# [Your task]
Go through the entries below and copy each line containing the word "sublabel".

Stored records
╭──

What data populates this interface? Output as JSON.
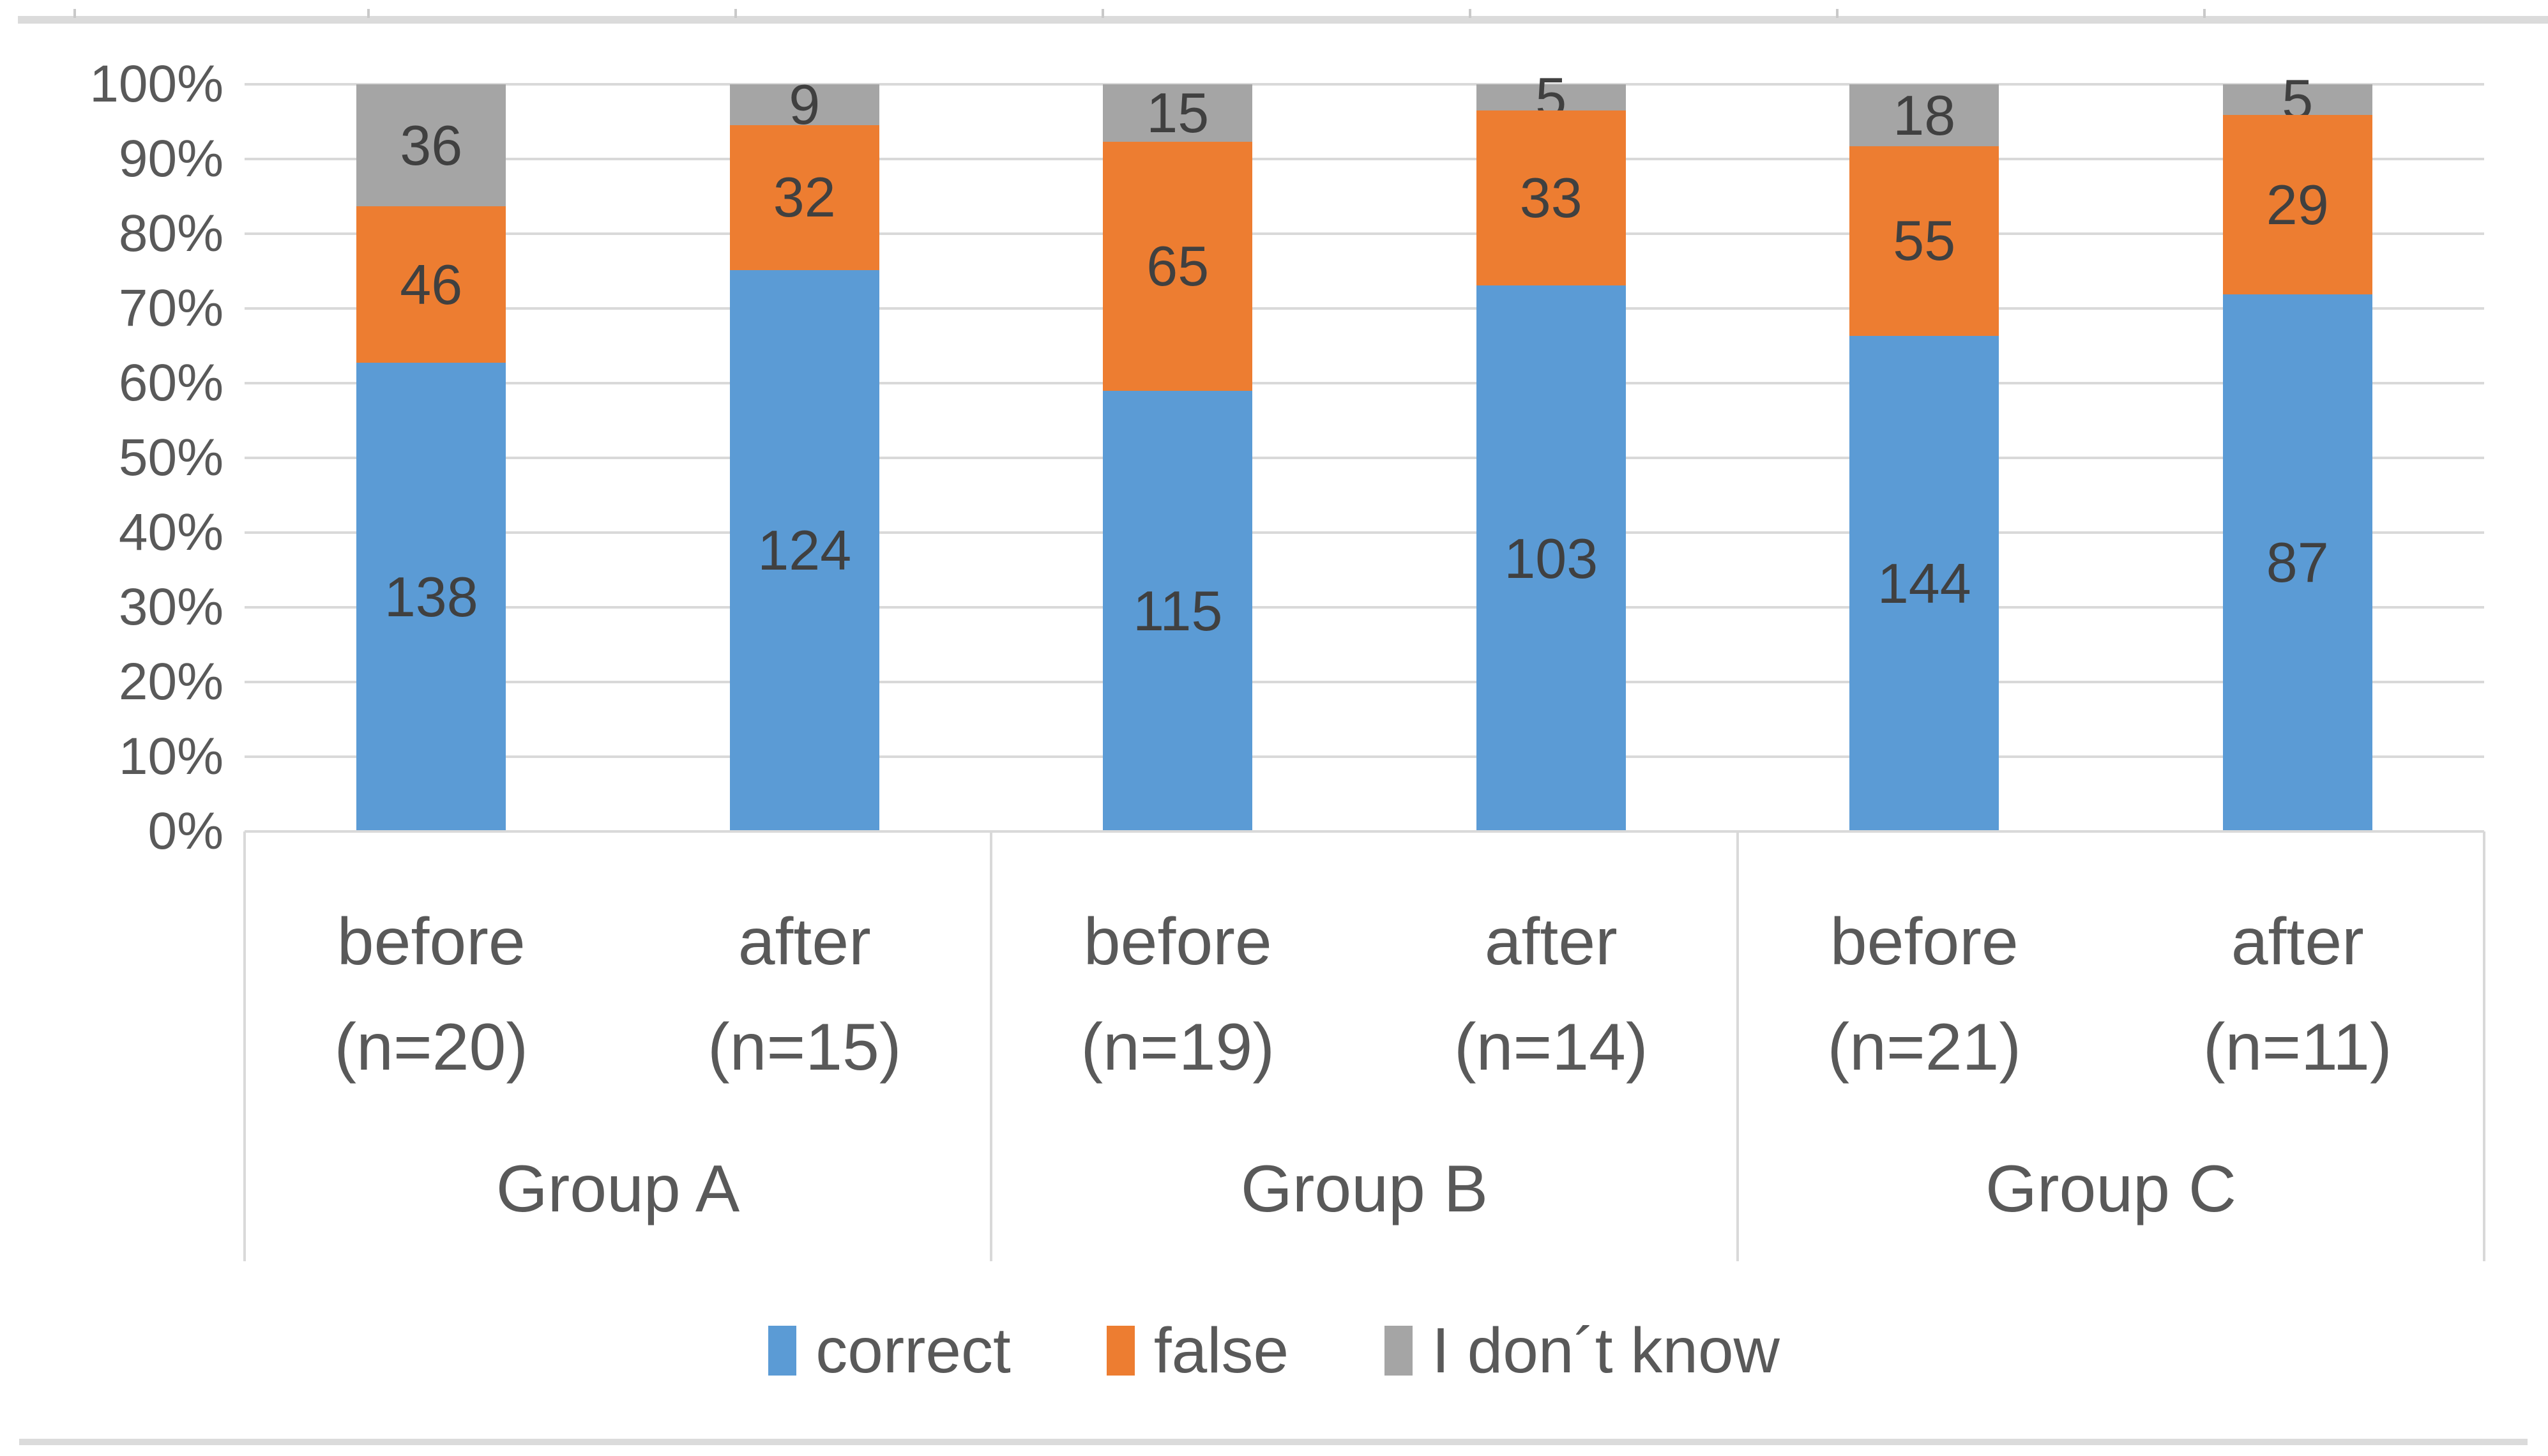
{
  "page": {
    "background": "#ffffff",
    "top_edge_strip": {
      "color": "#dbdbdb",
      "tick_color": "#c9c9c9",
      "tick_positions_x": [
        115,
        575,
        1150,
        1725,
        2300,
        2875,
        3450
      ]
    },
    "bottom_edge_strip": {
      "color": "#dbdbdb"
    }
  },
  "chart_data": {
    "type": "bar",
    "variant": "stacked-100-percent-column",
    "title": "",
    "xlabel": "",
    "ylabel": "",
    "grid": true,
    "legend_position": "bottom",
    "y_axis": {
      "min": 0,
      "max": 100,
      "step": 10,
      "tick_labels": [
        "100%",
        "90%",
        "80%",
        "70%",
        "60%",
        "50%",
        "40%",
        "30%",
        "20%",
        "10%",
        "0%"
      ]
    },
    "categories": [
      {
        "label": "before",
        "sublabel": "(n=20)",
        "group": "Group A"
      },
      {
        "label": "after",
        "sublabel": "(n=15)",
        "group": "Group A"
      },
      {
        "label": "before",
        "sublabel": "(n=19)",
        "group": "Group B"
      },
      {
        "label": "after",
        "sublabel": "(n=14)",
        "group": "Group B"
      },
      {
        "label": "before",
        "sublabel": "(n=21)",
        "group": "Group C"
      },
      {
        "label": "after",
        "sublabel": "(n=11)",
        "group": "Group C"
      }
    ],
    "group_labels": [
      "Group A",
      "Group B",
      "Group C"
    ],
    "series": [
      {
        "name": "correct",
        "color": "#5B9BD5",
        "values": [
          138,
          124,
          115,
          103,
          144,
          87
        ]
      },
      {
        "name": "false",
        "color": "#ED7D31",
        "values": [
          46,
          32,
          65,
          33,
          55,
          29
        ]
      },
      {
        "name": "I don´t know",
        "color": "#A5A5A5",
        "values": [
          36,
          9,
          15,
          5,
          18,
          5
        ]
      }
    ],
    "colors": {
      "gridline": "#d9d9d9",
      "axis_text": "#595959",
      "data_label_text": "#404040",
      "band_border": "#d9d9d9"
    }
  }
}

╰──

# [Finished answer]
        "sublabel": "(n=20)",
        "sublabel": "(n=15)",
        "sublabel": "(n=19)",
        "sublabel": "(n=14)",
        "sublabel": "(n=21)",
        "sublabel": "(n=11)",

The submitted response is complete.